Goal of the exercise: Each record below is to be reproduced without any change.

Input material:
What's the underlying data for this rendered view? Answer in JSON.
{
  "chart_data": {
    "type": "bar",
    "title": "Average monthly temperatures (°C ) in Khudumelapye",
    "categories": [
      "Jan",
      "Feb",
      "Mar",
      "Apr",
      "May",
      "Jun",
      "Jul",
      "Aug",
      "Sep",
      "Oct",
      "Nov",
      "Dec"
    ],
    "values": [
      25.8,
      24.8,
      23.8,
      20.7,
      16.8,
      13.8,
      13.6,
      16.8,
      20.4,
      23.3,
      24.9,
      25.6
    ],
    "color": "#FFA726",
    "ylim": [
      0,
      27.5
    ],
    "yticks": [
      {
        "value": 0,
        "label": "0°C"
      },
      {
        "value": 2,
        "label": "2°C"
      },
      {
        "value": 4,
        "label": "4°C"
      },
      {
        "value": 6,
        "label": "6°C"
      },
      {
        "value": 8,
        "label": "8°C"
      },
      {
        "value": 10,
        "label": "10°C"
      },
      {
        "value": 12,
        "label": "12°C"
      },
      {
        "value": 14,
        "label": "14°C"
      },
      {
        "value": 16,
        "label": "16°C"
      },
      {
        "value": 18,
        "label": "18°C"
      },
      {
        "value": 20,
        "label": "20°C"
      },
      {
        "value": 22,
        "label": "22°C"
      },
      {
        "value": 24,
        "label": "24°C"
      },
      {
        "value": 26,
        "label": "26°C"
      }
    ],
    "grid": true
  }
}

Task solution:
What's the underlying data for this rendered view? Answer in JSON.
{
  "chart_data": {
    "type": "bar",
    "title": "Average monthly temperatures (°C ) in Khudumelapye",
    "categories": [
      "Jan",
      "Feb",
      "Mar",
      "Apr",
      "May",
      "Jun",
      "Jul",
      "Aug",
      "Sep",
      "Oct",
      "Nov",
      "Dec"
    ],
    "values": [
      25.8,
      24.8,
      23.8,
      20.7,
      16.8,
      13.8,
      13.6,
      16.8,
      20.4,
      23.3,
      24.9,
      25.6
    ],
    "color": "#FFA726",
    "ylim": [
      0,
      27.5
    ],
    "yticks": [
      {
        "value": 0,
        "label": "0°C"
      },
      {
        "value": 2,
        "label": "2°C"
      },
      {
        "value": 4,
        "label": "4°C"
      },
      {
        "value": 6,
        "label": "6°C"
      },
      {
        "value": 8,
        "label": "8°C"
      },
      {
        "value": 10,
        "label": "10°C"
      },
      {
        "value": 12,
        "label": "12°C"
      },
      {
        "value": 14,
        "label": "14°C"
      },
      {
        "value": 16,
        "label": "16°C"
      },
      {
        "value": 18,
        "label": "18°C"
      },
      {
        "value": 20,
        "label": "20°C"
      },
      {
        "value": 22,
        "label": "22°C"
      },
      {
        "value": 24,
        "label": "24°C"
      },
      {
        "value": 26,
        "label": "26°C"
      }
    ],
    "grid": true
  }
}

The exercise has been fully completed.